▶ **PROBLEM TO SOLVE**:
In the listing below, locate the lines that hold the string "MosEcoMonitoring". Copy those lines.

▶ **DATA SECTION**:
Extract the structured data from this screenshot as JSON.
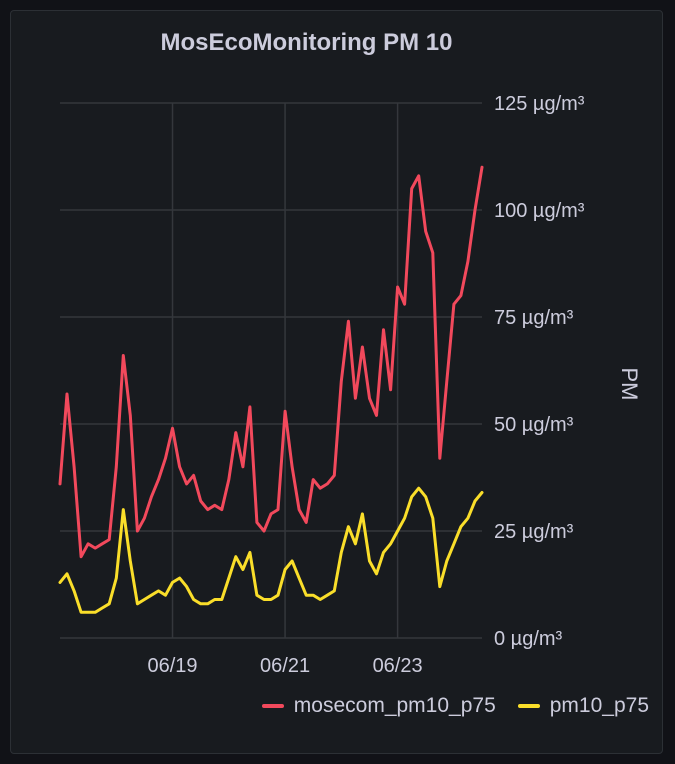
{
  "panel": {
    "title": "MosEcoMonitoring PM 10"
  },
  "chart_data": {
    "type": "line",
    "title": "MosEcoMonitoring PM 10",
    "ylabel": "PM",
    "yunit": "µg/m³",
    "ylim": [
      0,
      125
    ],
    "yticks": [
      "0 µg/m³",
      "25 µg/m³",
      "50 µg/m³",
      "75 µg/m³",
      "100 µg/m³",
      "125 µg/m³"
    ],
    "xticks": [
      "06/19",
      "06/21",
      "06/23"
    ],
    "xlim": [
      "06/17 00:00",
      "06/24 12:00"
    ],
    "grid": true,
    "legend_position": "bottom-right",
    "x": [
      "06/17 00:00",
      "06/17 03:00",
      "06/17 06:00",
      "06/17 09:00",
      "06/17 12:00",
      "06/17 15:00",
      "06/17 18:00",
      "06/17 21:00",
      "06/18 00:00",
      "06/18 03:00",
      "06/18 06:00",
      "06/18 09:00",
      "06/18 12:00",
      "06/18 15:00",
      "06/18 18:00",
      "06/18 21:00",
      "06/19 00:00",
      "06/19 03:00",
      "06/19 06:00",
      "06/19 09:00",
      "06/19 12:00",
      "06/19 15:00",
      "06/19 18:00",
      "06/19 21:00",
      "06/20 00:00",
      "06/20 03:00",
      "06/20 06:00",
      "06/20 09:00",
      "06/20 12:00",
      "06/20 15:00",
      "06/20 18:00",
      "06/20 21:00",
      "06/21 00:00",
      "06/21 03:00",
      "06/21 06:00",
      "06/21 09:00",
      "06/21 12:00",
      "06/21 15:00",
      "06/21 18:00",
      "06/21 21:00",
      "06/22 00:00",
      "06/22 03:00",
      "06/22 06:00",
      "06/22 09:00",
      "06/22 12:00",
      "06/22 15:00",
      "06/22 18:00",
      "06/22 21:00",
      "06/23 00:00",
      "06/23 03:00",
      "06/23 06:00",
      "06/23 09:00",
      "06/23 12:00",
      "06/23 15:00",
      "06/23 18:00",
      "06/23 21:00",
      "06/24 00:00",
      "06/24 03:00",
      "06/24 06:00",
      "06/24 09:00",
      "06/24 12:00"
    ],
    "series": [
      {
        "name": "mosecom_pm10_p75",
        "color": "#f2495c",
        "values": [
          36,
          57,
          40,
          19,
          22,
          21,
          22,
          23,
          40,
          66,
          52,
          25,
          28,
          33,
          37,
          42,
          49,
          40,
          36,
          38,
          32,
          30,
          31,
          30,
          37,
          48,
          40,
          54,
          27,
          25,
          29,
          30,
          53,
          40,
          30,
          27,
          37,
          35,
          36,
          38,
          60,
          74,
          56,
          68,
          56,
          52,
          72,
          58,
          82,
          78,
          105,
          108,
          95,
          90,
          42,
          60,
          78,
          80,
          88,
          100,
          110
        ]
      },
      {
        "name": "pm10_p75",
        "color": "#fade2a",
        "values": [
          13,
          15,
          11,
          6,
          6,
          6,
          7,
          8,
          14,
          30,
          18,
          8,
          9,
          10,
          11,
          10,
          13,
          14,
          12,
          9,
          8,
          8,
          9,
          9,
          14,
          19,
          16,
          20,
          10,
          9,
          9,
          10,
          16,
          18,
          14,
          10,
          10,
          9,
          10,
          11,
          20,
          26,
          22,
          29,
          18,
          15,
          20,
          22,
          25,
          28,
          33,
          35,
          33,
          28,
          12,
          18,
          22,
          26,
          28,
          32,
          34
        ]
      }
    ]
  }
}
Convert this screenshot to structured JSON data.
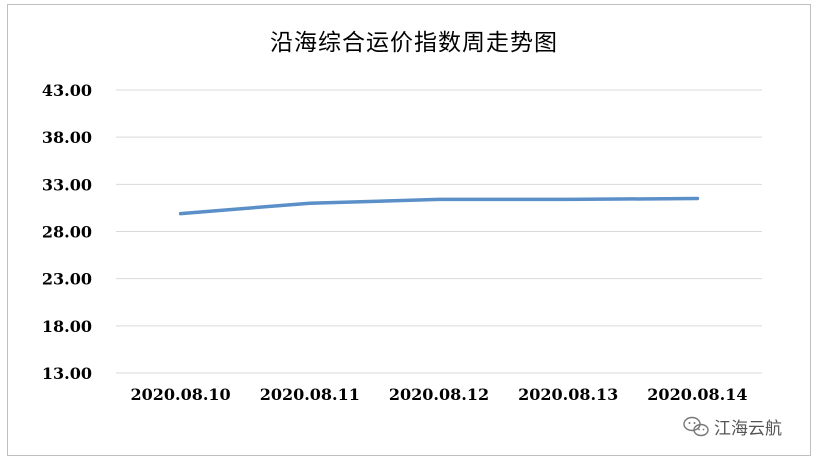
{
  "chart_data": {
    "type": "line",
    "title": "沿海综合运价指数周走势图",
    "categories": [
      "2020.08.10",
      "2020.08.11",
      "2020.08.12",
      "2020.08.13",
      "2020.08.14"
    ],
    "series": [
      {
        "values": [
          29.9,
          31.0,
          31.4,
          31.4,
          31.5
        ]
      }
    ],
    "yticks": [
      "13.00",
      "18.00",
      "23.00",
      "28.00",
      "33.00",
      "38.00",
      "43.00"
    ],
    "ylim": [
      13,
      43
    ],
    "grid": true,
    "legend": "none",
    "colors": {
      "series": "#5b8fc7",
      "grid": "#d9d9d9"
    }
  },
  "watermark": {
    "text": "江海云航",
    "icon": "wechat-icon"
  }
}
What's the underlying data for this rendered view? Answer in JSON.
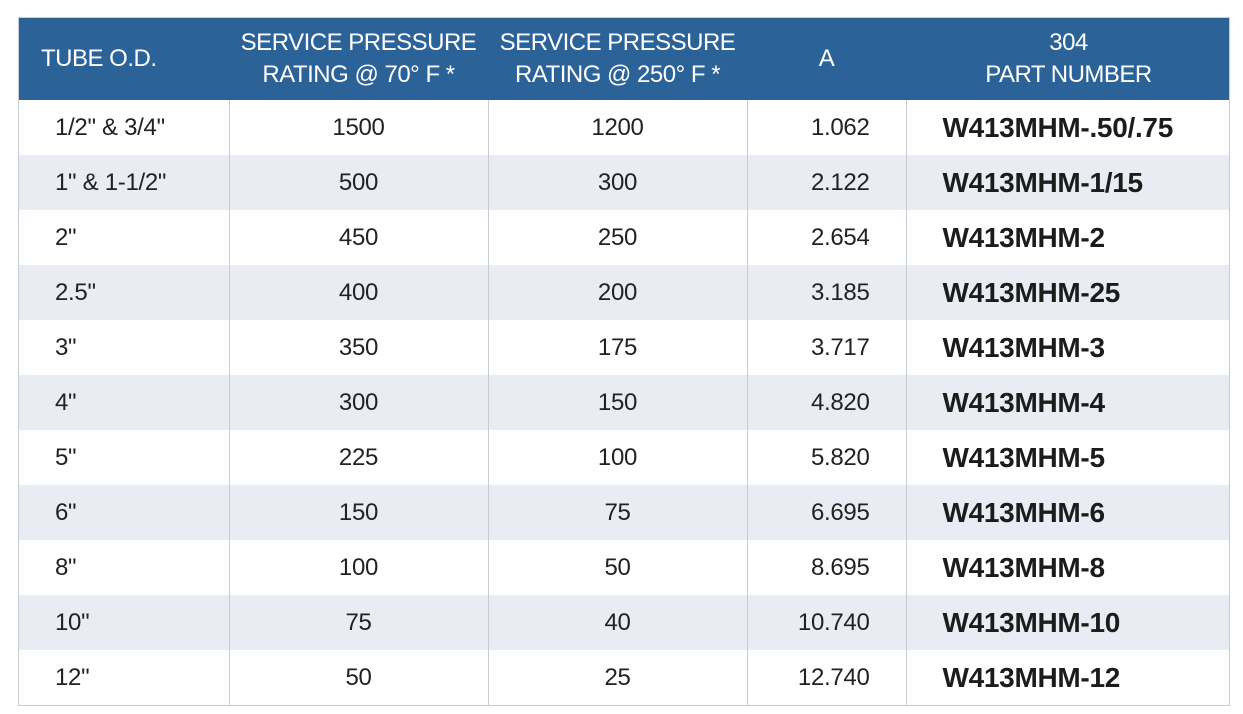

▶ **WRITTEN ANSWER**:
    "title": "MosEcoMonitoring PM 10"
    "title": "MosEcoMonitoring PM 10",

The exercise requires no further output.